# [Extrait à lire]
=-=-=-=-=
Cet indice de lecture, fort discuté depuis sa mise en lumière par Meredith G. Kline[n1], est devenu un incontournable des débats. Au début de sa deuxième tablette de la Genèse, Moïse écrit ceci (2.5) :

aucun buisson des champs n’était encore, aucune herbe des champs n’avait encore poussé, car le SEIGNEUR Dieu n’avait pas fait pleuvoir sur la terre, et il n’y avait pas d’homme pour cultiver le sol[n2]

Un texte qui évoque une situation marquée par des absences (de plantes, de pluie et de travaux agricoles,) et qui justifie des absences (de plantes) par d'autres absences (de pluie, voire de travaux agricoles [certains exégètes n'interprètent pas cette clause comme une deuxième cause de la situation]). Or cette justification est invoquée par les tenants d'une interprétation littéraire du récit contre l'interprétation littérale de la succession des jours de la première tablette.

Sans entrer dans l'étude détaillée de la deuxième tablette, il peut être utile d'éclairer quelques-unes des nombreuses difficultés de son ouverture, avant d'évaluer l'apport de ce verset.

Genèse 2.4-5a

Des compléments d'objet direct en 2.5a ?
=-=-=-=-=
# [Contenu des données]
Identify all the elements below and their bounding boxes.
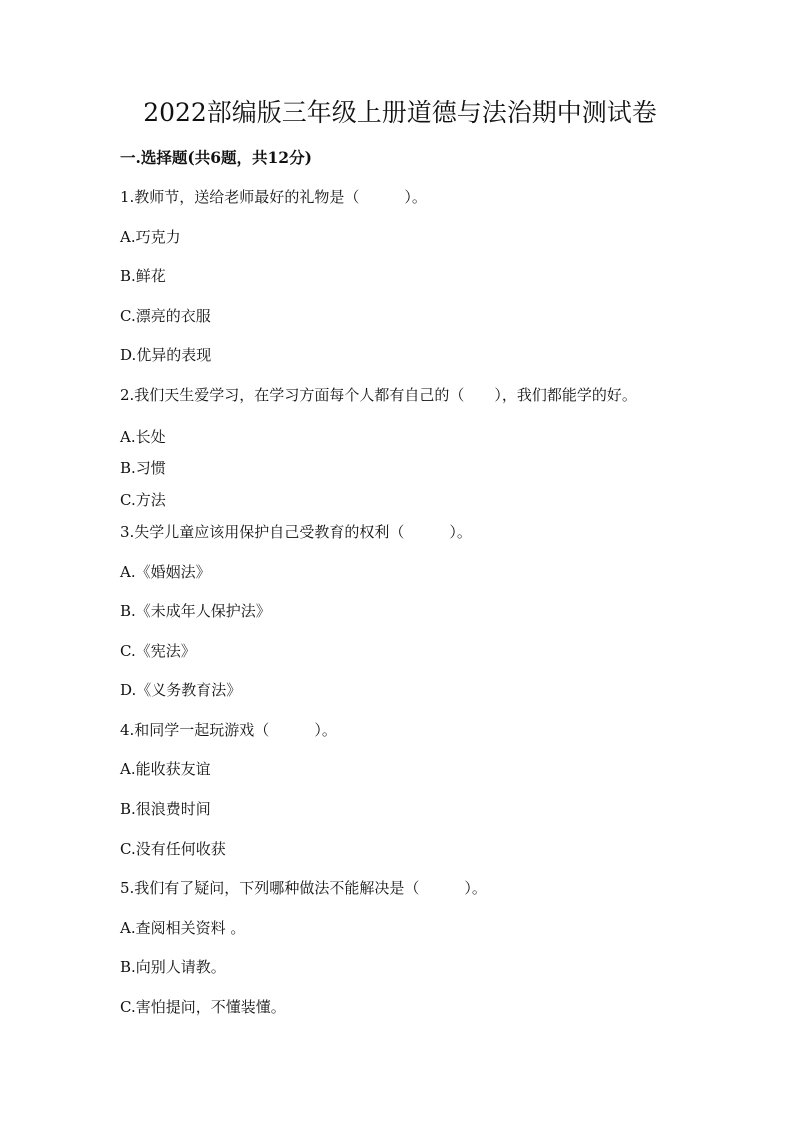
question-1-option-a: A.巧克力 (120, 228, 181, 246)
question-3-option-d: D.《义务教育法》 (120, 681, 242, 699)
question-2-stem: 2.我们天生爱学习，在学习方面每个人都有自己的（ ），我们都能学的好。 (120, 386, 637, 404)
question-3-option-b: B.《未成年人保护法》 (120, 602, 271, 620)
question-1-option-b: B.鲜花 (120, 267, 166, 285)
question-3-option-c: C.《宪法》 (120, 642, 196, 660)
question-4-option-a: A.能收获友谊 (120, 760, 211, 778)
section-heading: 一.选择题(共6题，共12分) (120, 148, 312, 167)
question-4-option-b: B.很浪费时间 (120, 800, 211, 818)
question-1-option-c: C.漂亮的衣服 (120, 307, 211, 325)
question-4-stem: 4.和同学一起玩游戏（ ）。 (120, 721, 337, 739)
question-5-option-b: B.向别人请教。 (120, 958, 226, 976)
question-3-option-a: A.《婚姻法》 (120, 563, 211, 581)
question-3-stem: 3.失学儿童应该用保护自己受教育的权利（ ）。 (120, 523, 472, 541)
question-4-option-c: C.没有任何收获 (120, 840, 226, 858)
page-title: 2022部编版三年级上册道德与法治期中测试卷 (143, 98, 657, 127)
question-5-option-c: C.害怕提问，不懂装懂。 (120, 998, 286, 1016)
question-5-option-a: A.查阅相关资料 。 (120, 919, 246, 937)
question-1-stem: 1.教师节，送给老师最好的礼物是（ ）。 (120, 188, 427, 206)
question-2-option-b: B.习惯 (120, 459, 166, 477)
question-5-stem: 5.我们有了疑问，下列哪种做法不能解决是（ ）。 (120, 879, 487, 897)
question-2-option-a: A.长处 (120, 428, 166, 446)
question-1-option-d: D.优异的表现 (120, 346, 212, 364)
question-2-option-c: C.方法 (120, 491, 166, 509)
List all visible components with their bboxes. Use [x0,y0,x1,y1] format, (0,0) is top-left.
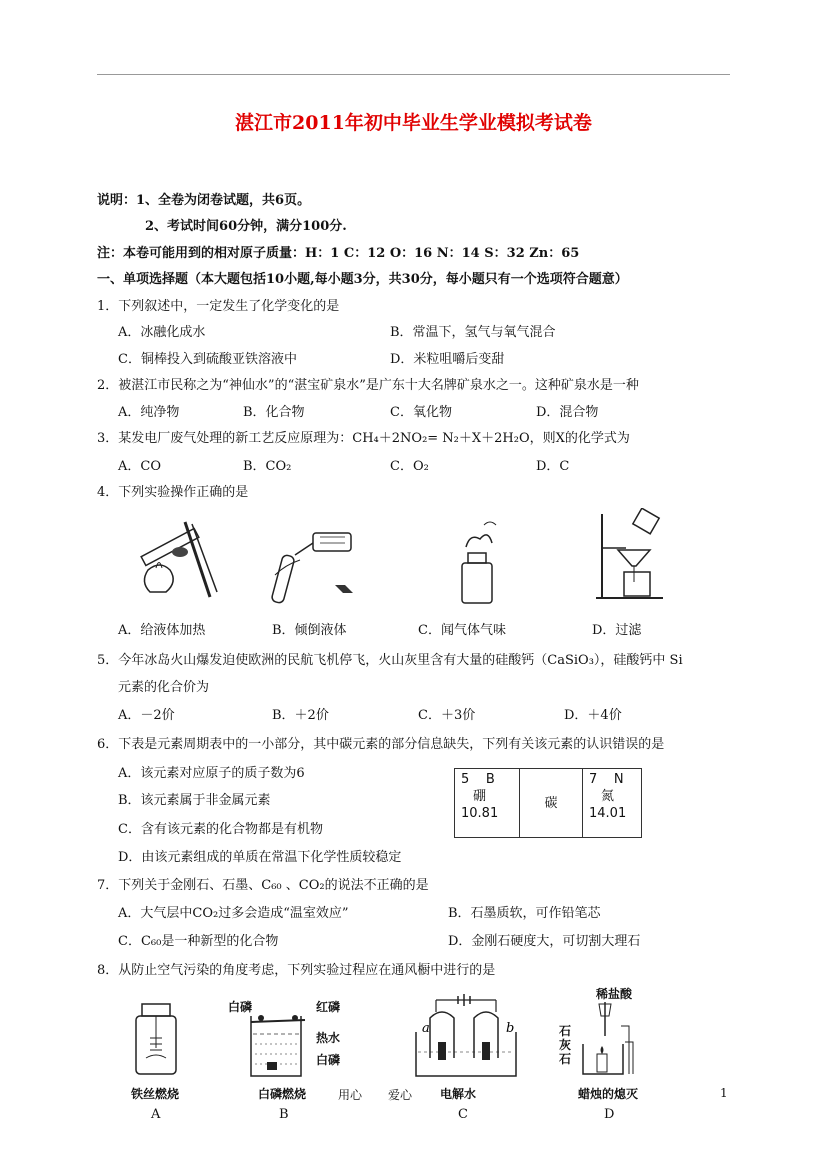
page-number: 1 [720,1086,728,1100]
=-=-=-=-=
# [Tâche à accomplir]
Pouvez-vous prolonger l'extrait sur Genèse 2.5 à partir de l'endroit où il s'arrête ? La liste n'a aucun rôle à jouer ici.

# [Le résultat]
Parfois citée dans les débats[n3], une ancienne traduction du verset 2.5 donne valeur de conjonction au mot טֶרֶם (terem) et comprend que 4 Dieu fit la terre et les cieux, 5 et tout buisson des champs avant qu'il soit sur la terre, et toute herbe des champs avant qu'elle ait poussé...[n4]

Cette option de lecture, qui déjà écarte une formulation introductive traditionnelle des récits des origines[n5], se heurte encore à la composition du présent récit. En effet, le verset 2.4 étant élaboré en chiasme (cf. Contexte étroit § Chiasme en 2.4), prendre les mots du verset 2.5 pour compléments d'objet du verbe "faire" de 2.4b serait comprendre, dans la construction du chiasme et en sa dernière partie, des données (terrestres - tout buisson des champs, toute herbe des champs -) sans rapport avec cette finale (A'- et cieux).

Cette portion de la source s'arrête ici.